Retype every entry exactly, character for character.

* BEGIN Recorded information *

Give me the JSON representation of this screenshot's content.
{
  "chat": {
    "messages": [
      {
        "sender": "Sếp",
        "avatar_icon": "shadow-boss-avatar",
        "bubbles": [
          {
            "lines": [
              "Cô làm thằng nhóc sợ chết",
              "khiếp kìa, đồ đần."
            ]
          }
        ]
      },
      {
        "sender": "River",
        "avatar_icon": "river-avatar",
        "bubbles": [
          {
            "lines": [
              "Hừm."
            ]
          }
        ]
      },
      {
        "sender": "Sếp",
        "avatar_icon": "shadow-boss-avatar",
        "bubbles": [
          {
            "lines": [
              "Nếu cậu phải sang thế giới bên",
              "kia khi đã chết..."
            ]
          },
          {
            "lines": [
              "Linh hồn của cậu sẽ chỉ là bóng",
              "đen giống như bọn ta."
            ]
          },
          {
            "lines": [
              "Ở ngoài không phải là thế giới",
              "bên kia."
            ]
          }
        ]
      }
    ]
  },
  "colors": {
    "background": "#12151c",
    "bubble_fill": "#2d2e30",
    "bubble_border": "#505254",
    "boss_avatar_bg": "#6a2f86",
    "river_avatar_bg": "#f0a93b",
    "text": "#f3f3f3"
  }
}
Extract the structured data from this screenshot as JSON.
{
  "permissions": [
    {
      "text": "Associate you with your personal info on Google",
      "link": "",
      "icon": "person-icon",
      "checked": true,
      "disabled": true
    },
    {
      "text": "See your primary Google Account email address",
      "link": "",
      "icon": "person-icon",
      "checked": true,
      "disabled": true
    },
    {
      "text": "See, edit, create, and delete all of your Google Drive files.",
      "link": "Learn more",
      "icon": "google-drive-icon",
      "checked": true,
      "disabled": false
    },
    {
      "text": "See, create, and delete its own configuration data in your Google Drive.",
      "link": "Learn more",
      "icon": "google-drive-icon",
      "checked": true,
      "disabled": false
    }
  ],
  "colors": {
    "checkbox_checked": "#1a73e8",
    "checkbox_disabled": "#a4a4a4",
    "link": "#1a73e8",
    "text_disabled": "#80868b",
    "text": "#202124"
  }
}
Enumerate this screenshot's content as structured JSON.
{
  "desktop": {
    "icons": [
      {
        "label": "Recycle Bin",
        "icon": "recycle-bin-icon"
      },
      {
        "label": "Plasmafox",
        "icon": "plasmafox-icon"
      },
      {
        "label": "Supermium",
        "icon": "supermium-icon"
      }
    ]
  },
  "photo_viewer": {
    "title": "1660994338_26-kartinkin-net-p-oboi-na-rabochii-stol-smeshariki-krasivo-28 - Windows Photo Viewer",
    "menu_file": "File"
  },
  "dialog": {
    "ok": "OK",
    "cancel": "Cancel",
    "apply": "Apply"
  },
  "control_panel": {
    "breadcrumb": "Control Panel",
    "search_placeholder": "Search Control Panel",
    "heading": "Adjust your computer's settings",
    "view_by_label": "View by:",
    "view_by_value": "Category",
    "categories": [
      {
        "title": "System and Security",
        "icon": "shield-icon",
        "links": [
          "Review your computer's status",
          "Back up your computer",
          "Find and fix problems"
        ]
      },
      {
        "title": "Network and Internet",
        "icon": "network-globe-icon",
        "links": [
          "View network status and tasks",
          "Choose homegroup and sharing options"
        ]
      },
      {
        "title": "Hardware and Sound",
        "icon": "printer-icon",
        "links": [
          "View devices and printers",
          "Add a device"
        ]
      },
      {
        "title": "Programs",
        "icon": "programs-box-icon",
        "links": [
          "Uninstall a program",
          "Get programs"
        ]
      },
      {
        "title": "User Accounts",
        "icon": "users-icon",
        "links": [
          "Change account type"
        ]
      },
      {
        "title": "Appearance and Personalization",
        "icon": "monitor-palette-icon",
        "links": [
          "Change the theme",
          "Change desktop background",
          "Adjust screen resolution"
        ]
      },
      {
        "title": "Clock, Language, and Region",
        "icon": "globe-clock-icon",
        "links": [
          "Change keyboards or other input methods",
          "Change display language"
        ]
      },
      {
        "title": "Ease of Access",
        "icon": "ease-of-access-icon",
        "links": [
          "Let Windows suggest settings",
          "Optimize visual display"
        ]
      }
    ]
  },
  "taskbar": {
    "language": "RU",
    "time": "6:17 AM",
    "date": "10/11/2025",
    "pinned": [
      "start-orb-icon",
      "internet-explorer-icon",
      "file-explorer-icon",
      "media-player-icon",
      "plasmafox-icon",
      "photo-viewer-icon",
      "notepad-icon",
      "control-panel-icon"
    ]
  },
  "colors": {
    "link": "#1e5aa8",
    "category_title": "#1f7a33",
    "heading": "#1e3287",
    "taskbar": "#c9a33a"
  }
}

* END Recorded information *

▶ [Completed task]
Give me the JSON representation of this screenshot's content.
{
  "chat": {
    "messages": [
      {
        "sender": "Sếp",
        "avatar_icon": "shadow-boss-avatar",
        "bubbles": [
          {
            "lines": [
              "Cô làm thằng nhóc sợ chết",
              "khiếp kìa, đồ đần."
            ]
          }
        ]
      },
      {
        "sender": "River",
        "avatar_icon": "river-avatar",
        "bubbles": [
          {
            "lines": [
              "Hừm."
            ]
          }
        ]
      },
      {
        "sender": "Sếp",
        "avatar_icon": "shadow-boss-avatar",
        "bubbles": [
          {
            "lines": [
              "Nếu cậu phải sang thế giới bên",
              "kia khi đã chết..."
            ]
          },
          {
            "lines": [
              "Linh hồn của cậu sẽ chỉ là bóng",
              "đen giống như bọn ta."
            ]
          },
          {
            "lines": [
              "Ở ngoài không phải là thế giới",
              "bên kia."
            ]
          }
        ]
      }
    ]
  },
  "colors": {
    "background": "#12151c",
    "bubble_fill": "#2d2e30",
    "bubble_border": "#505254",
    "boss_avatar_bg": "#6a2f86",
    "river_avatar_bg": "#f0a93b",
    "text": "#f3f3f3"
  }
}
Extract the structured data from this screenshot as JSON.
{
  "permissions": [
    {
      "text": "Associate you with your personal info on Google",
      "link": "",
      "icon": "person-icon",
      "checked": true,
      "disabled": true
    },
    {
      "text": "See your primary Google Account email address",
      "link": "",
      "icon": "person-icon",
      "checked": true,
      "disabled": true
    },
    {
      "text": "See, edit, create, and delete all of your Google Drive files.",
      "link": "Learn more",
      "icon": "google-drive-icon",
      "checked": true,
      "disabled": false
    },
    {
      "text": "See, create, and delete its own configuration data in your Google Drive.",
      "link": "Learn more",
      "icon": "google-drive-icon",
      "checked": true,
      "disabled": false
    }
  ],
  "colors": {
    "checkbox_checked": "#1a73e8",
    "checkbox_disabled": "#a4a4a4",
    "link": "#1a73e8",
    "text_disabled": "#80868b",
    "text": "#202124"
  }
}
Enumerate this screenshot's content as structured JSON.
{
  "desktop": {
    "icons": [
      {
        "label": "Recycle Bin",
        "icon": "recycle-bin-icon"
      },
      {
        "label": "Plasmafox",
        "icon": "plasmafox-icon"
      },
      {
        "label": "Supermium",
        "icon": "supermium-icon"
      }
    ]
  },
  "photo_viewer": {
    "title": "1660994338_26-kartinkin-net-p-oboi-na-rabochii-stol-smeshariki-krasivo-28 - Windows Photo Viewer",
    "menu_file": "File"
  },
  "dialog": {
    "ok": "OK",
    "cancel": "Cancel",
    "apply": "Apply"
  },
  "control_panel": {
    "breadcrumb": "Control Panel",
    "search_placeholder": "Search Control Panel",
    "heading": "Adjust your computer's settings",
    "view_by_label": "View by:",
    "view_by_value": "Category",
    "categories": [
      {
        "title": "System and Security",
        "icon": "shield-icon",
        "links": [
          "Review your computer's status",
          "Back up your computer",
          "Find and fix problems"
        ]
      },
      {
        "title": "Network and Internet",
        "icon": "network-globe-icon",
        "links": [
          "View network status and tasks",
          "Choose homegroup and sharing options"
        ]
      },
      {
        "title": "Hardware and Sound",
        "icon": "printer-icon",
        "links": [
          "View devices and printers",
          "Add a device"
        ]
      },
      {
        "title": "Programs",
        "icon": "programs-box-icon",
        "links": [
          "Uninstall a program",
          "Get programs"
        ]
      },
      {
        "title": "User Accounts",
        "icon": "users-icon",
        "links": [
          "Change account type"
        ]
      },
      {
        "title": "Appearance and Personalization",
        "icon": "monitor-palette-icon",
        "links": [
          "Change the theme",
          "Change desktop background",
          "Adjust screen resolution"
        ]
      },
      {
        "title": "Clock, Language, and Region",
        "icon": "globe-clock-icon",
        "links": [
          "Change keyboards or other input methods",
          "Change display language"
        ]
      },
      {
        "title": "Ease of Access",
        "icon": "ease-of-access-icon",
        "links": [
          "Let Windows suggest settings",
          "Optimize visual display"
        ]
      }
    ]
  },
  "taskbar": {
    "language": "RU",
    "time": "6:17 AM",
    "date": "10/11/2025",
    "pinned": [
      "start-orb-icon",
      "internet-explorer-icon",
      "file-explorer-icon",
      "media-player-icon",
      "plasmafox-icon",
      "photo-viewer-icon",
      "notepad-icon",
      "control-panel-icon"
    ]
  },
  "colors": {
    "link": "#1e5aa8",
    "category_title": "#1f7a33",
    "heading": "#1e3287",
    "taskbar": "#c9a33a"
  }
}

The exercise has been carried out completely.